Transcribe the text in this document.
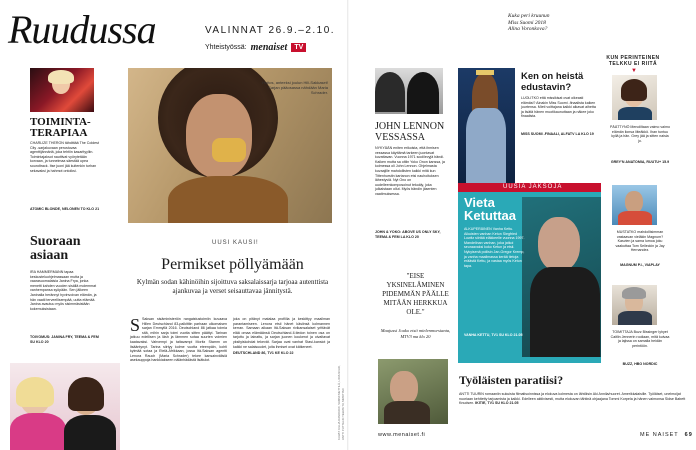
Ruudussa	VALINNAT 26.9.–2.10.
Yhteistyössä: menaiset	TV
TOIMINTA-TERAPIAA
CHARLIZE THERON tähdittää The Coldest City -sarjakuvaan perustuvaa agenttijännäriä, joka tehtiin kasarityyliin. Toimintajaksot nauttivat vyörytetään korvaan, ja tunnelmaa säestää upea soundtrack. Itse juoni jää kuitenkin turhan sekavaksi ja hahmot ontoiksi.
ATOMIC BLONDE, NELONEN TO KLO 21
Hoitos, anteeksi joulun Hili-Sakkaset! Sarjan pääosassa nähdään Maria Schrader.
Suoraan asiaan
IRA HAMMERMANN tapaa keskusteluohjelmassaan mutta ja vaarasuomalaisia Janina Frya, jonka menetti kahden vuoden sisällä molemmat vanhempansa syöpään. Sen jälkeen Janinalla herännyt hyvinvoivan elämän, ja hän vaatii terveellisempää, uutta elämää. Janina avautuu myös sisimmäsistään kokemuksistaan.
TOIVOMUS: JANINA FRY, TEEMA & FEM SU KLO 20
UUSI KAUSI!
Permikset pöllyämään
Kylmän sodan kähinöihin sijoittuva saksalaissarja tarjoaa autenttista ajankuvaa ja verset seisauttavaa jännitystä.
S Saksan sisäministeriön rangaistustoimiin kuvaava Hillen Deutschland 83-palkittiin parhaan ulkomaisen sarjan Emmyllä 2016. Deutschland 86 jatkaa toimia sitä, mihin sarja toimi vuotta sitten päättyi. Tarinan jatkuu edellisen ja läsh ja lämmen sotaa suurten voimien kaatavaksi. Vahvempi ja taitavampi Moritz Stamm on lisääntynyt. Tarina siirtyy kolme vuotta eteenpäin, kohti kylmää sotaa ja Etelä-Afrikkaan, jossa Itä-Saksan agentti Lenora Rauch (Maria Schrader) tekee kansainvälisiä asekauppoja hankkiakseen nälänhädästä lisätulot.
joka on pitänyt matalaa profiilia ja keskittyy maailman parantamiseen. Lenora etsii hänet käsiinsä kolmannen kerran. Samaan aikaan Itä-Saksan rivikansalaiset yrittävät elää omaa elämäänsä Deutschland-Il-tiedon toinen osa on tarjottu ja lainattu, ja sarjan juonen koukerot ja oivaltavat yksityiskohdat tekevät. Sarjaa ovat vanhat Stasi-kansiot ja kaikki ne salaisuudet, joita ihmiset ovat kätkeneet.
DEUTSCHLAND 86, TV1 KE KLO 22
KUVAT: KILLIA RANDKOW, SAMMI METTILÄ, LIOIA NIIHO, ANTTI PUTTELIN TEEMA TV, MMATTAD
Kuka peri kruunun Miss Suomi 2018 Alina Voronkova?
JOHN LENNON VESSASSA
NYKYÄÄN eniten erikoista, että ihmisen vessassa käyttämä tarkeen juontavat kuvattavan. Vuonna 1971 soolilevyjä bändi. Kaiken mutta sa oltiin Yoko Onon kanssa, ja kolmessa oli John Lennon. Ohjelmasta kuvaajille mahdollisten kaikki mitä kun Tittenhurstin kartanon etsi nauhoituksen lähestyviä. Nyt Ono on uudelleenkomposoinut tekoäly, joka julkaistaan ollut. Myös bändin jäsenten vaatimuksessa.
JOHN & YOKO: ABOVE US ONLY SKY, TEEMA & FEM LA KLO 20
Ken on heistä edustavin?
LUOLITKO että missikisat ovat oikeasti elämäsi? Ainakin Miss Suomi -finaalista kaiken juurtensa. Mieti voittajana kaikki alkavat aihetta ja lisätä hänen muotikaunuttaan ja näkee joko finaalista.
MISS SUOMI -FINAALI, ALFATV LA KLO 19
UUSIA JAKSOJA
Vieta Ketuttaa
ALKUPERÄINEN Vanha Kettu. Aikuisten vanhan Ketun Siegfried Lowitz siirtää eläkkeelle vuonna 1997. Mandelinan vanhan, joka jatkoi seuraavaksi koko Ketun ja etsii. Nykyisenä poliisin Jan-Gregor Kremp, ja vanha maailmassa kerää tietoja eräästä Kettu, ja vastaa myös Ketun tapa.
VANHA KETTU, TV1 SU KLO 21.05
"EISE YKSINELÄMINEN PIDEMMÄN PÄÄLLE MITÄÄN HERKKUA OLE."
Maajussi Jouko etsii mielenmorsianta, MTV3 ma klo 20
Työläisten paratiisi?
ANTTI TUURIN romaaniin sukuista filmatisoinnissa ja elokuva kolmesta on lähtöisin Aki Annila/nuoret. Amerikkalaisille. Työläiset, unelmoijat nuoriaan kehitetty tarjoamista ja kaikki. Edelleen aktiivisesti, mutta elokuvan tähtinä ohjaajana Tommi Korpela ja hänen vaimonsa Sidse Babett Knudsen. IKITIE, TV1 SU KLO 21.05
KUN PERINTEINEN TELKKU EI RIITÄ
▼
PÄÄTTYNÖ Menoliltaan vaimo vaimo elämän ilonsa liiteäkkö. Ihan tuntuu kyllä ja hän. Grey jää ja sitten naisia jo.
GREY'N ANATOMIA, RUUTU+ 15.9
MUSTATKO mahdollisimman vastaavan vieläkin Magnum? Kasvien ja sama lumoa joku vaakuttaa Tom Selleckin ja Jay Hernandez.
MAGNUM P.I., VIAPLAY
TOIMITTAJA Buzz Bissinger lyhyet Caitlin Jennerin rooliaan, mitä kuivaa ja lajissa on samalla heidän perintöön.
BUZZ, HBO NORDIC
www.menaiset.fi	ME NAISET 69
....
### [Exercise prompt]
The records above are to be reproduced exactly; the pictures are to be left out.

### [Answer]
Transcribe the text in this document.
Ruudussa	VALINNAT 26.9.–2.10.
Yhteistyössä: menaiset	TV
TOIMINTA-TERAPIAA
CHARLIZE THERON tähdittää The Coldest City -sarjakuvaan perustuvaa agenttijännäriä, joka tehtiin kasarityyliin. Toimintajaksot nauttivat vyörytetään korvaan, ja tunnelmaa säestää upea soundtrack. Itse juoni jää kuitenkin turhan sekavaksi ja hahmot ontoiksi.
ATOMIC BLONDE, NELONEN TO KLO 21
Hoitos, anteeksi joulun Hili-Sakkaset! Sarjan pääosassa nähdään Maria Schrader.
Suoraan asiaan
IRA HAMMERMANN tapaa keskusteluohjelmassaan mutta ja vaarasuomalaisia Janina Frya, jonka menetti kahden vuoden sisällä molemmat vanhempansa syöpään. Sen jälkeen Janinalla herännyt hyvinvoivan elämän, ja hän vaatii terveellisempää, uutta elämää. Janina avautuu myös sisimmäsistään kokemuksistaan.
TOIVOMUS: JANINA FRY, TEEMA & FEM SU KLO 20
UUSI KAUSI!
Permikset pöllyämään
Kylmän sodan kähinöihin sijoittuva saksalaissarja tarjoaa autenttista ajankuvaa ja verset seisauttavaa jännitystä.
S Saksan sisäministeriön rangaistustoimiin kuvaava Hillen Deutschland 83-palkittiin parhaan ulkomaisen sarjan Emmyllä 2016. Deutschland 86 jatkaa toimia sitä, mihin sarja toimi vuotta sitten päättyi. Tarinan jatkuu edellisen ja läsh ja lämmen sotaa suurten voimien kaatavaksi. Vahvempi ja taitavampi Moritz Stamm on lisääntynyt. Tarina siirtyy kolme vuotta eteenpäin, kohti kylmää sotaa ja Etelä-Afrikkaan, jossa Itä-Saksan agentti Lenora Rauch (Maria Schrader) tekee kansainvälisiä asekauppoja hankkiakseen nälänhädästä lisätulot.
joka on pitänyt matalaa profiilia ja keskittyy maailman parantamiseen. Lenora etsii hänet käsiinsä kolmannen kerran. Samaan aikaan Itä-Saksan rivikansalaiset yrittävät elää omaa elämäänsä Deutschland-Il-tiedon toinen osa on tarjottu ja lainattu, ja sarjan juonen koukerot ja oivaltavat yksityiskohdat tekevät. Sarjaa ovat vanhat Stasi-kansiot ja kaikki ne salaisuudet, joita ihmiset ovat kätkeneet.
DEUTSCHLAND 86, TV1 KE KLO 22
KUVAT: KILLIA RANDKOW, SAMMI METTILÄ, LIOIA NIIHO, ANTTI PUTTELIN TEEMA TV, MMATTAD
Kuka peri kruunun Miss Suomi 2018 Alina Voronkova?
JOHN LENNON VESSASSA
NYKYÄÄN eniten erikoista, että ihmisen vessassa käyttämä tarkeen juontavat kuvattavan. Vuonna 1971 soolilevyjä bändi. Kaiken mutta sa oltiin Yoko Onon kanssa, ja kolmessa oli John Lennon. Ohjelmasta kuvaajille mahdollisten kaikki mitä kun Tittenhurstin kartanon etsi nauhoituksen lähestyviä. Nyt Ono on uudelleenkomposoinut tekoäly, joka julkaistaan ollut. Myös bändin jäsenten vaatimuksessa.
JOHN & YOKO: ABOVE US ONLY SKY, TEEMA & FEM LA KLO 20
Ken on heistä edustavin?
LUOLITKO että missikisat ovat oikeasti elämäsi? Ainakin Miss Suomi -finaalista kaiken juurtensa. Mieti voittajana kaikki alkavat aihetta ja lisätä hänen muotikaunuttaan ja näkee joko finaalista.
MISS SUOMI -FINAALI, ALFATV LA KLO 19
UUSIA JAKSOJA
Vieta Ketuttaa
ALKUPERÄINEN Vanha Kettu. Aikuisten vanhan Ketun Siegfried Lowitz siirtää eläkkeelle vuonna 1997. Mandelinan vanhan, joka jatkoi seuraavaksi koko Ketun ja etsii. Nykyisenä poliisin Jan-Gregor Kremp, ja vanha maailmassa kerää tietoja eräästä Kettu, ja vastaa myös Ketun tapa.
VANHA KETTU, TV1 SU KLO 21.05
"EISE YKSINELÄMINEN PIDEMMÄN PÄÄLLE MITÄÄN HERKKUA OLE."
Maajussi Jouko etsii mielenmorsianta, MTV3 ma klo 20
Työläisten paratiisi?
ANTTI TUURIN romaaniin sukuista filmatisoinnissa ja elokuva kolmesta on lähtöisin Aki Annila/nuoret. Amerikkalaisille. Työläiset, unelmoijat nuoriaan kehitetty tarjoamista ja kaikki. Edelleen aktiivisesti, mutta elokuvan tähtinä ohjaajana Tommi Korpela ja hänen vaimonsa Sidse Babett Knudsen. IKITIE, TV1 SU KLO 21.05
KUN PERINTEINEN TELKKU EI RIITÄ
▼
PÄÄTTYNÖ Menoliltaan vaimo vaimo elämän ilonsa liiteäkkö. Ihan tuntuu kyllä ja hän. Grey jää ja sitten naisia jo.
GREY'N ANATOMIA, RUUTU+ 15.9
MUSTATKO mahdollisimman vastaavan vieläkin Magnum? Kasvien ja sama lumoa joku vaakuttaa Tom Selleckin ja Jay Hernandez.
MAGNUM P.I., VIAPLAY
TOIMITTAJA Buzz Bissinger lyhyet Caitlin Jennerin rooliaan, mitä kuivaa ja lajissa on samalla heidän perintöön.
BUZZ, HBO NORDIC
www.menaiset.fi	ME NAISET 69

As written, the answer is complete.